▸ **INFORMATION PROVIDED**:
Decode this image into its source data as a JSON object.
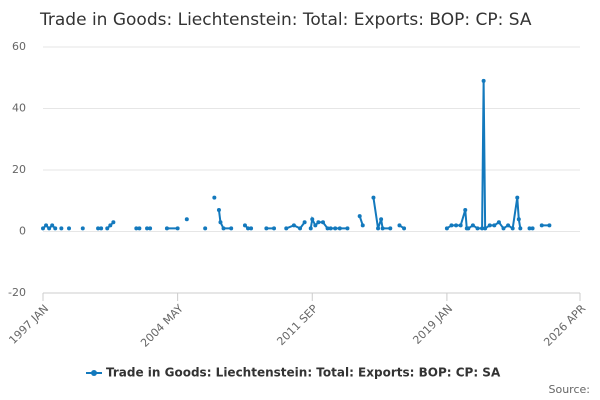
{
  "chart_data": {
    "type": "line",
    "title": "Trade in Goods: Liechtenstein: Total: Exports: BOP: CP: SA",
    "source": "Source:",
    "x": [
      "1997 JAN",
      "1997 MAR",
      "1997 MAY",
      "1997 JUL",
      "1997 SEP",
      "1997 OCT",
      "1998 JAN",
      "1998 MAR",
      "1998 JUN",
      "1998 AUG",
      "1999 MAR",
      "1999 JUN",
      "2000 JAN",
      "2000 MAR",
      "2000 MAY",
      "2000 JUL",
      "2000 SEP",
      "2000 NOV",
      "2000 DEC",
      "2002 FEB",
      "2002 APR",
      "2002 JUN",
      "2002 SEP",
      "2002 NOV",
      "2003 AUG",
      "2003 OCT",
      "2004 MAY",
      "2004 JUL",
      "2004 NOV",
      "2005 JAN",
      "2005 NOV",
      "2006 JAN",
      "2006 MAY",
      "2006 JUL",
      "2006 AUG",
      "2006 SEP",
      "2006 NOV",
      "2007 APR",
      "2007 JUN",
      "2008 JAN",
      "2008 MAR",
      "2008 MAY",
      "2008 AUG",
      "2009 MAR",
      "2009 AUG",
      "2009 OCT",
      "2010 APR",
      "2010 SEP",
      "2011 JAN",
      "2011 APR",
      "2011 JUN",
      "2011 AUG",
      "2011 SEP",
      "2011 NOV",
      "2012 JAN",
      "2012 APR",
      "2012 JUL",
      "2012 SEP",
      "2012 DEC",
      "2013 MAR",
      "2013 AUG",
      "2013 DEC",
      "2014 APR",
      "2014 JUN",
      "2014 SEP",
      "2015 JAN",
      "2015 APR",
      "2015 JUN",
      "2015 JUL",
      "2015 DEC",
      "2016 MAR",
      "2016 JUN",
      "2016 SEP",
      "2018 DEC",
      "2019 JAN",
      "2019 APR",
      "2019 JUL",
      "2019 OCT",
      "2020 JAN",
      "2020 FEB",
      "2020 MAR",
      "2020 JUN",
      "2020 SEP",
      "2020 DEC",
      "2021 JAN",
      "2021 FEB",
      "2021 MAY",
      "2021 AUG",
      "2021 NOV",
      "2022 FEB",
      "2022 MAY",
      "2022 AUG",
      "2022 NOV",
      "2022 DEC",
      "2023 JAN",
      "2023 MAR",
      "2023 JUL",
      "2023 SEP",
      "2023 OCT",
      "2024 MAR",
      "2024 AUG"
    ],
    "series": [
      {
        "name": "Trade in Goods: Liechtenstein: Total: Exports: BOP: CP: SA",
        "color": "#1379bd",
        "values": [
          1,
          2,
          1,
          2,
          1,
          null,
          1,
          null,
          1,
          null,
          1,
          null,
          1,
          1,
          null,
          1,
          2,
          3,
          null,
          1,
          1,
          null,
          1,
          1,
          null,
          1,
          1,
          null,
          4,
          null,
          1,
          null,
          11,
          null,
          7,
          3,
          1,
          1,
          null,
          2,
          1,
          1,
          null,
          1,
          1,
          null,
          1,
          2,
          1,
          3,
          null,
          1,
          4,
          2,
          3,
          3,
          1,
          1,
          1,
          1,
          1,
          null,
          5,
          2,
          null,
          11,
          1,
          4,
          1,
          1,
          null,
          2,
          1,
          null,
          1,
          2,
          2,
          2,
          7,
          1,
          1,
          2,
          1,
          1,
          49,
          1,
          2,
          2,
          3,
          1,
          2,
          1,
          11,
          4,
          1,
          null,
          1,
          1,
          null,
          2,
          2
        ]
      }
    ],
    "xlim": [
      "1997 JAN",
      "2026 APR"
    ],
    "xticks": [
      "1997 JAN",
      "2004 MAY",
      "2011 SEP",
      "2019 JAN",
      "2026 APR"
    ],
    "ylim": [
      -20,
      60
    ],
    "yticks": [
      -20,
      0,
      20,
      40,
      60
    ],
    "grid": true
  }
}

...

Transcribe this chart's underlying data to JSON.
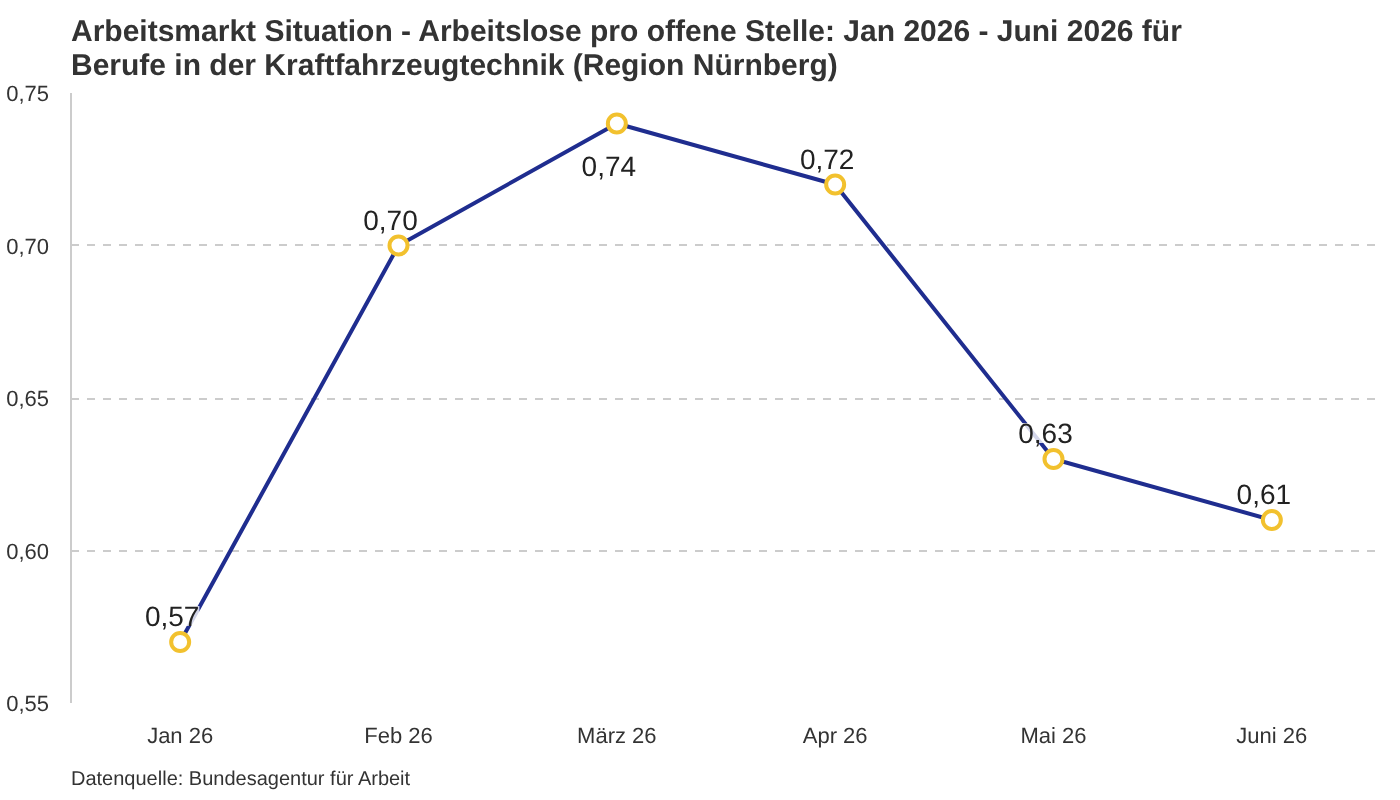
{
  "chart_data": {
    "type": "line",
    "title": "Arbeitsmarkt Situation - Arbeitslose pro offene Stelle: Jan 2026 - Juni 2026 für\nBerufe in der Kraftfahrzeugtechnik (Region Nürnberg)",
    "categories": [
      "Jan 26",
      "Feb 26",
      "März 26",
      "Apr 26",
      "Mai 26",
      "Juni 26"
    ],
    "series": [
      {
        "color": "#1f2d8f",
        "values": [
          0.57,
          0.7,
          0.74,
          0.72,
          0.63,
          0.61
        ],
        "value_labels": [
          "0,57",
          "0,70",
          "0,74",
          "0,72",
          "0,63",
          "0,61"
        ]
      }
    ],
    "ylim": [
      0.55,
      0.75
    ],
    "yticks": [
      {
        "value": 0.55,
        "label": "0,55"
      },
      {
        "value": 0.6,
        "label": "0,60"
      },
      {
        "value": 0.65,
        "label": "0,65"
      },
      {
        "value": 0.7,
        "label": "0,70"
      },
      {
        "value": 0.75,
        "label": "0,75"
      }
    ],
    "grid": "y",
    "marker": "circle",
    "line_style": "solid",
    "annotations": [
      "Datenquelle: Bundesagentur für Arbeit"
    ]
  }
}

▸ **INSTRUCTIONS TO FOLLOW**: Pull every line containing the word "source" out of the entries above.

▸ **TASK OUTPUT**:
Decode this image into its source data as a JSON object.
    "source": "Source:",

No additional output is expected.